Work to complete –
(a) In the passage on the Holocaust and Holocaust education, at what 1942 event was the Nazi plan to eliminate Jews formalized?
(b) Extend the passage on the Holocaust and Holocaust education, picking up after its final sentence.

:: Source document ::

Adolf Hitler and the Nazi regime pursued a deliberate plan to eliminate Jews – formalized at the 1942 Wannsee Conference – where officials coordinated the systematic extermination of Europe’s Jewish population as a first step toward murdering Jews worldwide.
Entire family lines were erased, communities destroyed and future generations never born. The number of Jews in the world today is about 16 million – slightly less than before the Holocaust – despite a global population that has more than quadrupled. This demographic reality is a direct consequence of the genocide.

Erasing Jews from Holocaust Education
As the number of Holocaust survivors continues to decline – from 3.5 million in 1945 to only 197,000 today. Memories from history are mainly passed down to future generations through education. Despite the concerning knowledge gaps, large majorities of Americans and Europeans support Holocaust education. There are growing concerns, however, that some teachers’ unions and educators now minimize the Holocaust – or outright refuse to teach the topic.

:::
:: Data supplied ::

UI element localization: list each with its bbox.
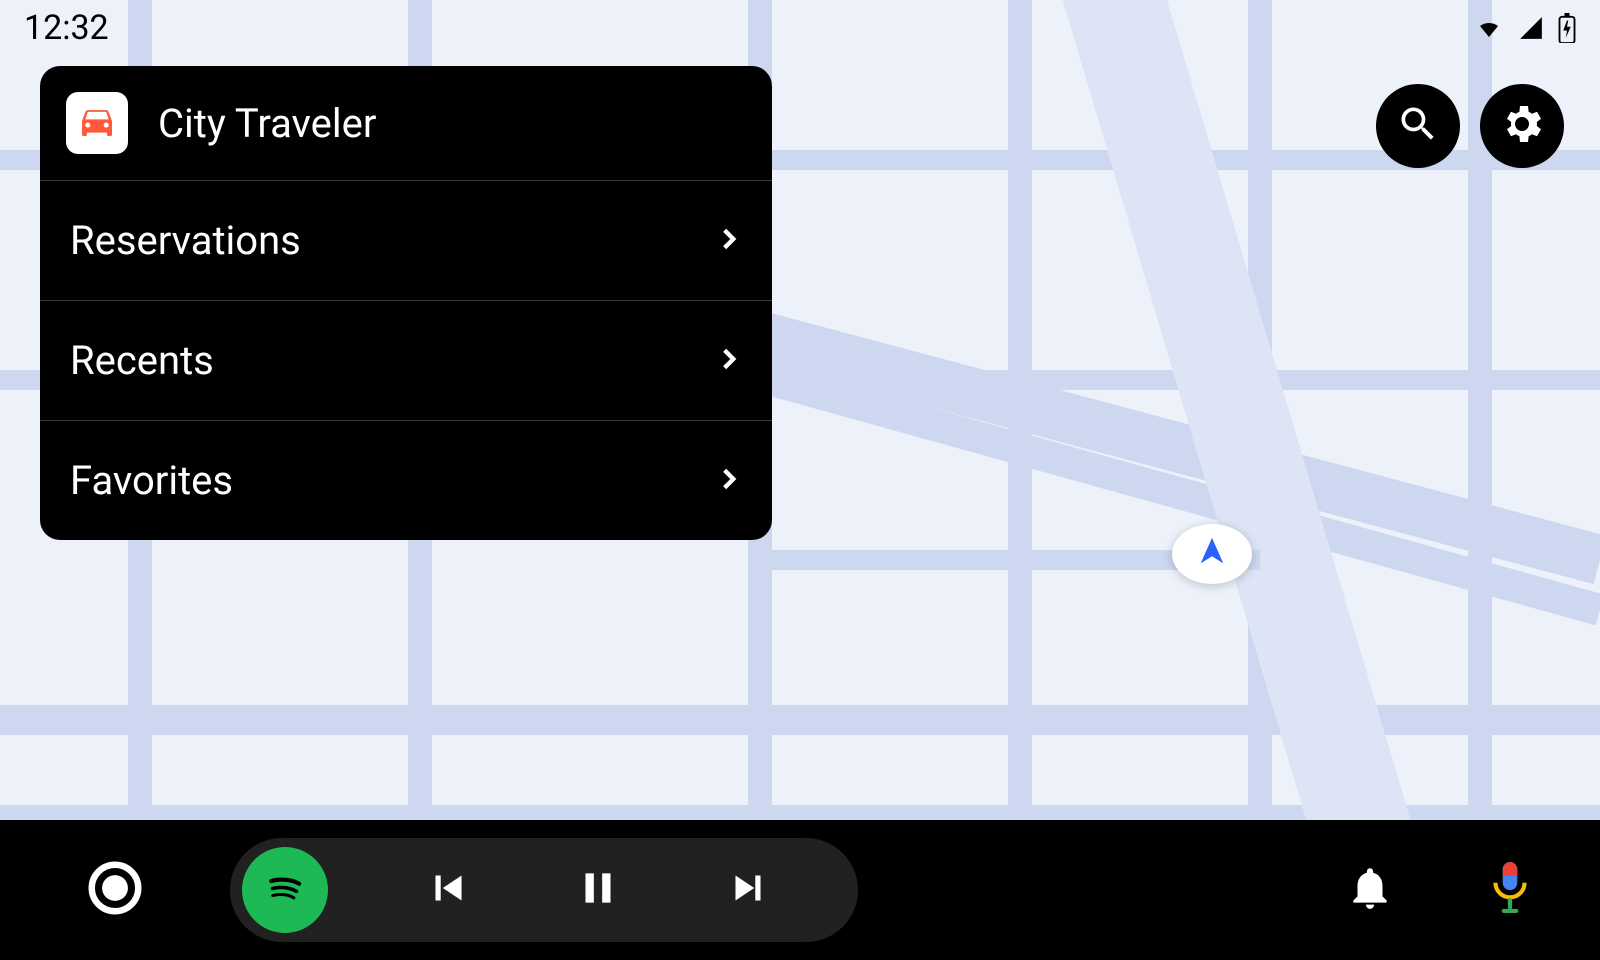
current-location-marker[interactable] [1172,524,1252,584]
cell-signal-icon [1516,15,1546,41]
skip-next-icon [723,863,773,917]
media-app-button[interactable] [242,847,328,933]
play-pause-button[interactable] [568,860,628,920]
next-track-button[interactable] [718,860,778,920]
menu-item-recents[interactable]: Recents [40,301,772,421]
clock: 12:32 [24,8,109,48]
google-mic-icon [1485,858,1535,922]
chevron-right-icon [716,346,742,376]
wifi-icon [1474,16,1504,40]
menu-item-favorites[interactable]: Favorites [40,421,772,540]
search-button[interactable] [1376,84,1460,168]
bottom-right-actions [1340,860,1540,920]
voice-assistant-button[interactable] [1480,860,1540,920]
skip-previous-icon [423,863,473,917]
search-icon [1396,102,1440,150]
car-icon [77,101,117,145]
status-bar: 12:32 [0,0,1600,56]
chevron-right-icon [716,226,742,256]
menu-label: Reservations [70,217,301,264]
previous-track-button[interactable] [418,860,478,920]
launcher-button[interactable] [80,855,150,925]
circle-icon [84,857,146,923]
settings-button[interactable] [1480,84,1564,168]
panel-header: City Traveler [40,66,772,181]
notifications-button[interactable] [1340,860,1400,920]
top-actions [1376,84,1564,168]
pause-icon [573,863,623,917]
battery-charging-icon [1558,13,1576,43]
bell-icon [1345,863,1395,917]
app-title: City Traveler [158,100,376,147]
menu-label: Favorites [70,457,233,504]
status-icons [1474,13,1576,43]
side-panel: City Traveler Reservations Recents Favor… [40,66,772,540]
menu-label: Recents [70,337,214,384]
gear-icon [1498,100,1546,152]
app-icon [66,92,128,154]
chevron-right-icon [716,466,742,496]
navigation-arrow-icon [1195,535,1229,573]
menu-item-reservations[interactable]: Reservations [40,181,772,301]
screen: 12:32 [0,0,1600,960]
media-controls [230,838,858,942]
spotify-icon [258,861,312,919]
bottom-bar [0,820,1600,960]
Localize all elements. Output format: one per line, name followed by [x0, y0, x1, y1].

:::

Results in order –
(a) The Wannsee Conference.

(b)
America’s largest teachers’ union “promotes the celebration of International Holocaust Remembrance Day to recognize the more than 12 million different victims of the Holocaust from different faiths and other targeted characteristics.” As prominent Holocaust scholar Dr. Rafael Medoff noted, “The ‘12 million’ figure was calculated by combining the fatality numbers among various people who suffered in the war, but who were not targeted by the Nazis for mass annihilation – and without mentioning Jews.”
In the UK, the number of schools commemorating the Holocaust has declined by nearly 60% since the brutal Oct. 7 Hamas massacre and the ensuing war. A Jewish teacher reported that students at her school tried to insert a reference to the ‘Gaza genocide’ into a Remembrance Day statement last year. Some teachers cancelled their Holocaust lessons because they lack confidence in addressing certain issues, while others only commemorate it under certain conditions – including condemning the Israeli government.
The removal of Jewish identity from Holocaust history is not limited to classrooms. It is increasingly reflected in cultural and media portrayals. The BBC recently aired a show about the Kindertransport that rescued 10,000 children from Nazi territory – bringing them to the UK, without mentioning that nearly all the children were Jewish. British-American actress Dame Helen Mirren mentioned Jews in her interview for the show – but it was edited out.

Holocaust Distortion: Denial, Inversion and Politicalization
As public understanding weakens, the Holocaust is increasingly forgotten or even worse: denied, trivialized or repurposed to shock, accuse or delegitimize political targets – rather than to explain history.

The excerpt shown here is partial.